## THE TASK
Write every line out verbatim and omit the pictures.
━━━━━ SUPPLIED MATERIAL ━━━━━
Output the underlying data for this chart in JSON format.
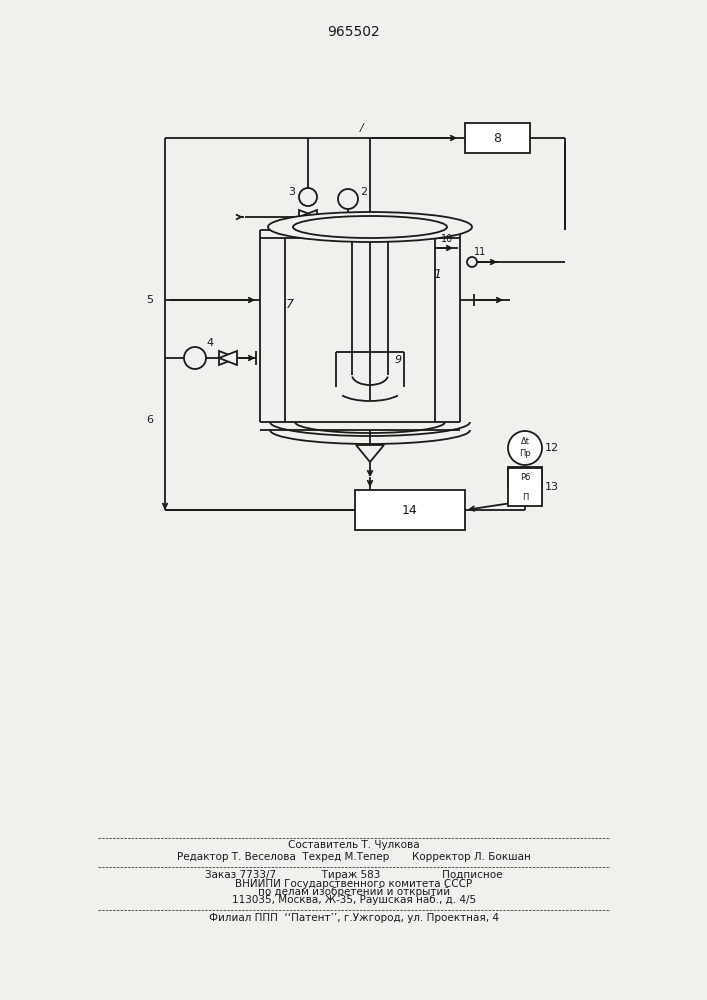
{
  "title": "965502",
  "bg_color": "#f0f0ec",
  "line_color": "#1a1a1a",
  "footer": {
    "line1": "Составитель Т. Чулкова",
    "line2": "Редактор Т. Веселова  Техред М.Тепер       Корректор Л. Бокшан",
    "line3": "Заказ 7733/7              Тираж 583                   Подписное",
    "line4": "ВНИИПИ Государственного комитета СССР",
    "line5": "по делам изобретений и открытий",
    "line6": "113035, Москва, Ж-35, Раушская наб., д. 4/5",
    "line7": "Филиал ППП  ‘‘Патент’’, г.Ужгород, ул. Проектная, 4"
  }
}
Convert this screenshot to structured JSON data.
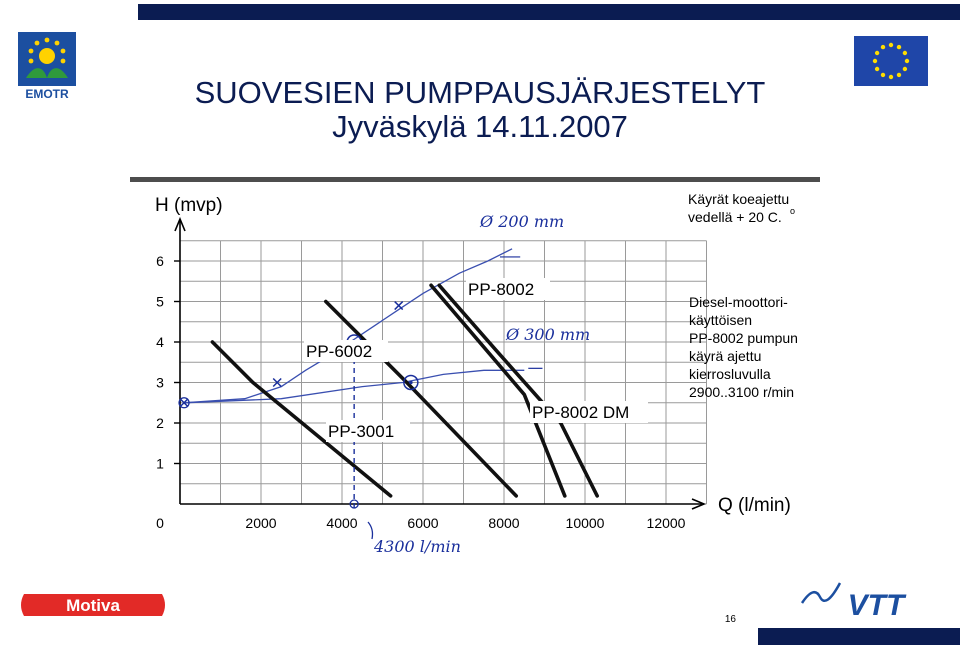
━━━━━
## FINAL RESULT
Output the underlying data for this chart in JSON format.
{
  "title": "965502",
  "bg_color": "#f0f0ec",
  "line_color": "#1a1a1a",
  "footer": {
    "line1": "Составитель Т. Чулкова",
    "line2": "Редактор Т. Веселова  Техред М.Тепер       Корректор Л. Бокшан",
    "line3": "Заказ 7733/7              Тираж 583                   Подписное",
    "line4": "ВНИИПИ Государственного комитета СССР",
    "line5": "по делам изобретений и открытий",
    "line6": "113035, Москва, Ж-35, Раушская наб., д. 4/5",
    "line7": "Филиал ППП  ‘‘Патент’’, г.Ужгород, ул. Проектная, 4"
  }
}
Convert this screenshot to structured JSON data.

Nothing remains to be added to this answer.